(Data entries)
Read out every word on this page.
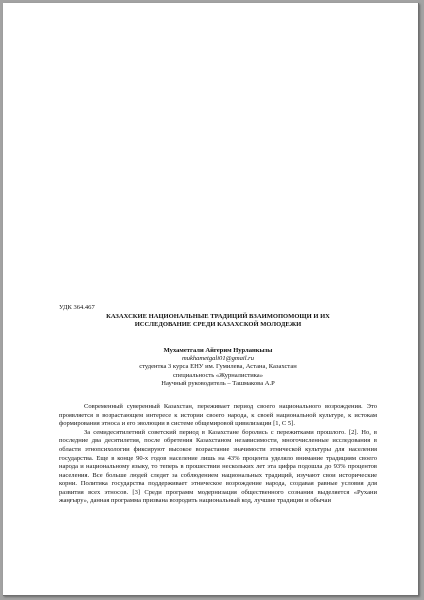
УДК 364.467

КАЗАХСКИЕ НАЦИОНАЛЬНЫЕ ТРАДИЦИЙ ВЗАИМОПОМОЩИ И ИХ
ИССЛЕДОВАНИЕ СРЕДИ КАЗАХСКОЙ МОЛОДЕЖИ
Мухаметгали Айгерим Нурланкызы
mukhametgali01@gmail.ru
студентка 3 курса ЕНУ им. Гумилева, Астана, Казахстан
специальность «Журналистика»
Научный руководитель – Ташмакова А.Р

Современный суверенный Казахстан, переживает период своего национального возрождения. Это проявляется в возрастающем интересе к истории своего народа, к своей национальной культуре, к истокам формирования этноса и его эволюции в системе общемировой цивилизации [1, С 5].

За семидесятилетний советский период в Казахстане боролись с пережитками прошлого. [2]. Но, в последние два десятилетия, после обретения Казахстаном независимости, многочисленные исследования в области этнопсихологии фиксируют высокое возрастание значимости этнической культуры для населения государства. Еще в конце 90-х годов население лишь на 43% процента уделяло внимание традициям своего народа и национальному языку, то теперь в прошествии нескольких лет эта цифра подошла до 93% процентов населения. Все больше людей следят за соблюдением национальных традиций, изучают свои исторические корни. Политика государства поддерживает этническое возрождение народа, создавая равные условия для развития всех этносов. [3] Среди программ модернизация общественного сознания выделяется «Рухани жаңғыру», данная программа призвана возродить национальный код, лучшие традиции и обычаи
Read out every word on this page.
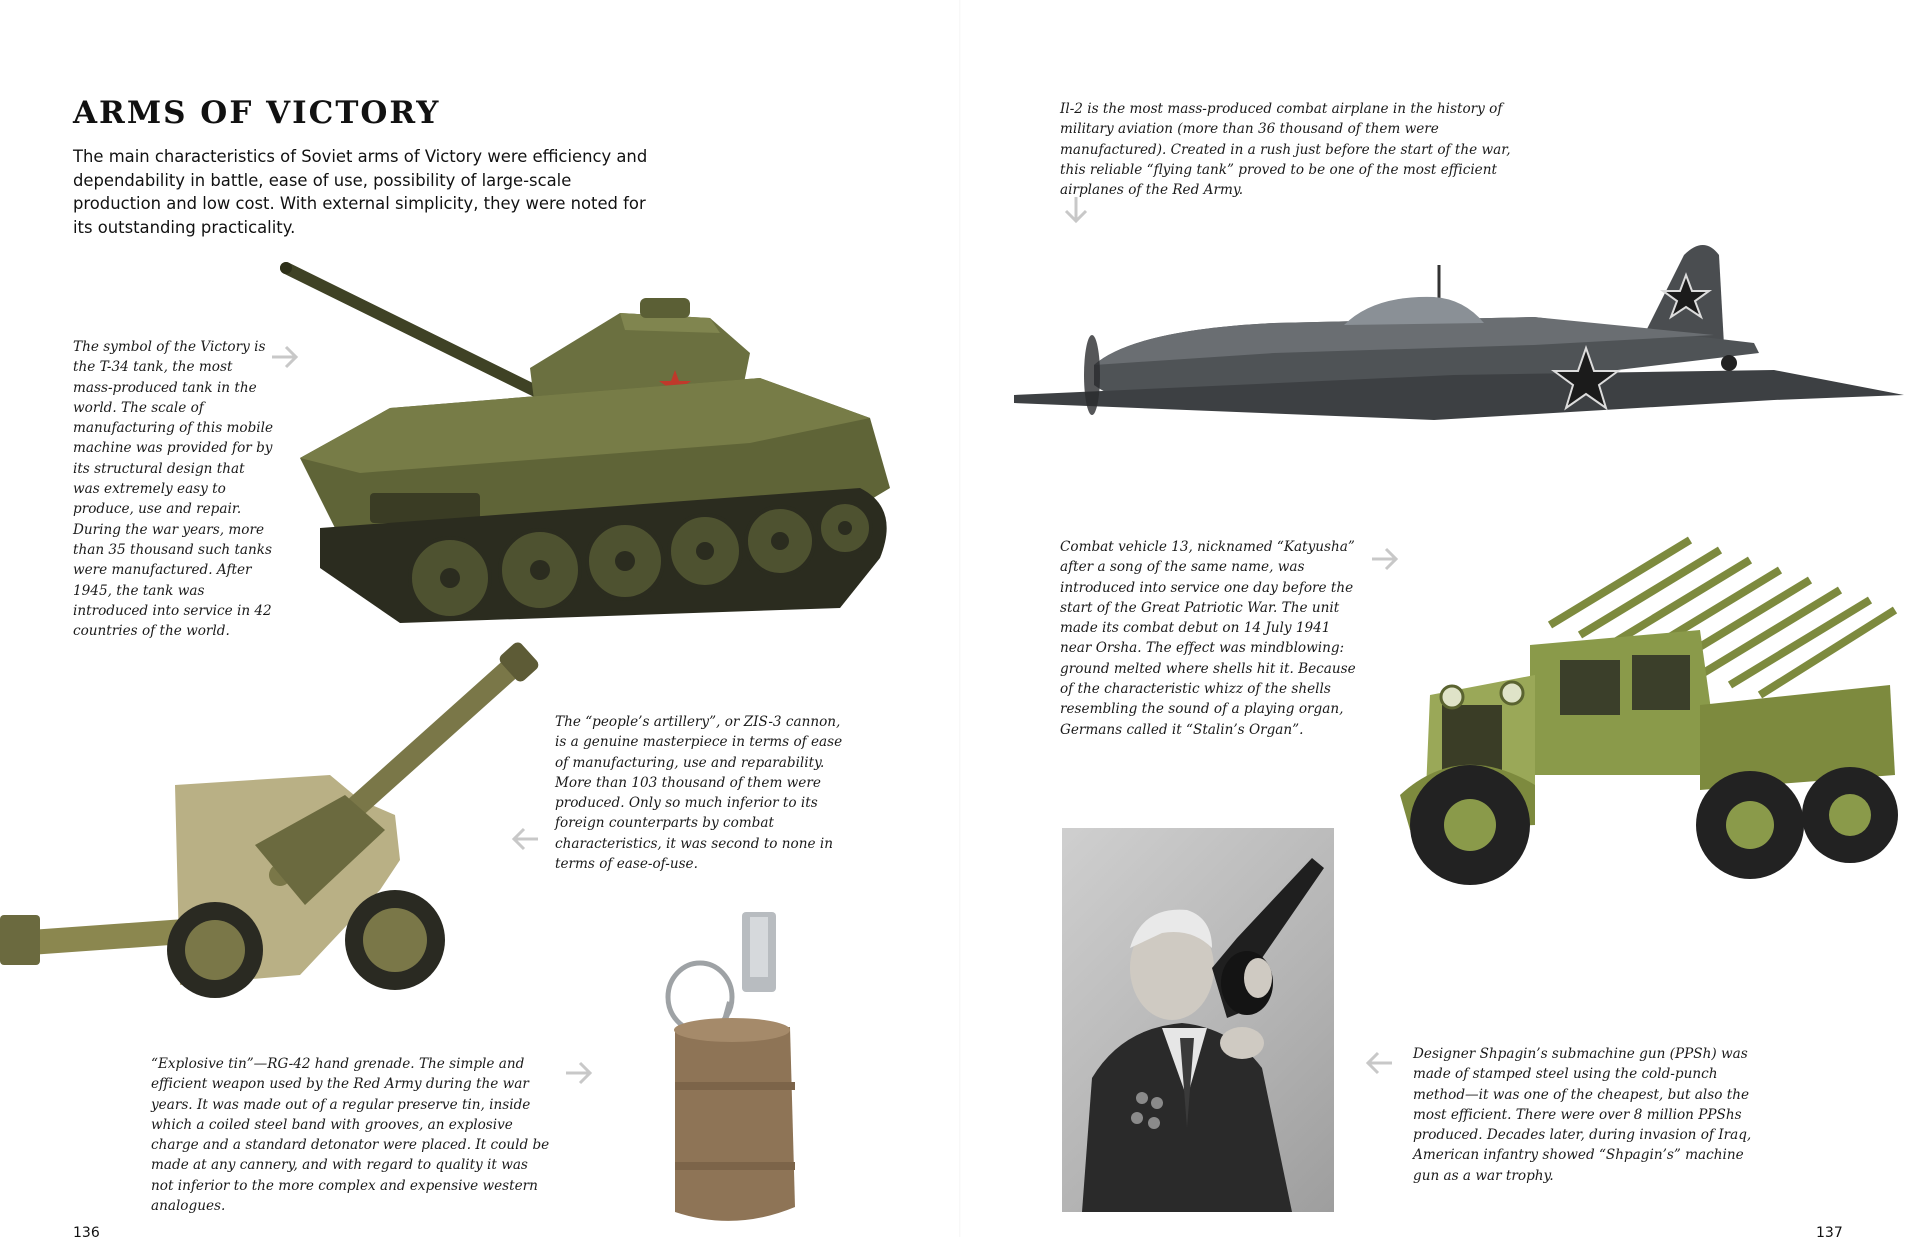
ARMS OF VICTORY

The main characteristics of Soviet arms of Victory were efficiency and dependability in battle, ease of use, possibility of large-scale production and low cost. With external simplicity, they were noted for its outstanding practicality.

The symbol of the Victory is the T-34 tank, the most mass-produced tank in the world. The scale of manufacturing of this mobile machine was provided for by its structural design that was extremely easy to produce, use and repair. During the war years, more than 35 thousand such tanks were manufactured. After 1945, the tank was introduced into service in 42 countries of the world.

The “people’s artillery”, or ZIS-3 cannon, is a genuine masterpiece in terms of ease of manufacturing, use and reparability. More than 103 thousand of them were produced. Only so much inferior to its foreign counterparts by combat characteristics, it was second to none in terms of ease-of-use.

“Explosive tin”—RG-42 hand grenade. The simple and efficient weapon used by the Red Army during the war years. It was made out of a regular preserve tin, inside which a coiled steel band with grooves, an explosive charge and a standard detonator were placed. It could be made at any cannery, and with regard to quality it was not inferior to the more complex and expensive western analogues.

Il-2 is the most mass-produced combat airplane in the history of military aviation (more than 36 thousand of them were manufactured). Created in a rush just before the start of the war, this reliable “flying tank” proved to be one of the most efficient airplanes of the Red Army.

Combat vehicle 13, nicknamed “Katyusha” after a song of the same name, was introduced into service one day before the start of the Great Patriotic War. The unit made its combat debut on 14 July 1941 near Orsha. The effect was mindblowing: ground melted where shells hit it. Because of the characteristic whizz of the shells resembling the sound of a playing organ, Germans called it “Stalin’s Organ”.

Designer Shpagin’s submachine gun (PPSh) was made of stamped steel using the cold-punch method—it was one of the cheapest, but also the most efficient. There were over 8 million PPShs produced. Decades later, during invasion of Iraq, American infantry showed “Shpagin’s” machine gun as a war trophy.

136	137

● **Brief**: Which lines include the word "народа"? List them all.

● **Solution to this exercise**:
Современный суверенный Казахстан, переживает период своего национального возрождения. Это проявляется в возрастающем интересе к истории своего народа, к своей национальной культуре, к истокам формирования этноса и его эволюции в системе общемировой цивилизации [1, С 5].
За семидесятилетний советский период в Казахстане боролись с пережитками прошлого. [2]. Но, в последние два десятилетия, после обретения Казахстаном независимости, многочисленные исследования в области этнопсихологии фиксируют высокое возрастание значимости этнической культуры для населения государства. Еще в конце 90-х годов население лишь на 43% процента уделяло внимание традициям своего народа и национальному языку, то теперь в прошествии нескольких лет эта цифра подошла до 93% процентов населения. Все больше людей следят за соблюдением национальных традиций, изучают свои исторические корни. Политика государства поддерживает этническое возрождение народа, создавая равные условия для развития всех этносов. [3] Среди программ модернизация общественного сознания выделяется «Рухани жаңғыру», данная программа призвана возродить национальный код, лучшие традиции и обычаи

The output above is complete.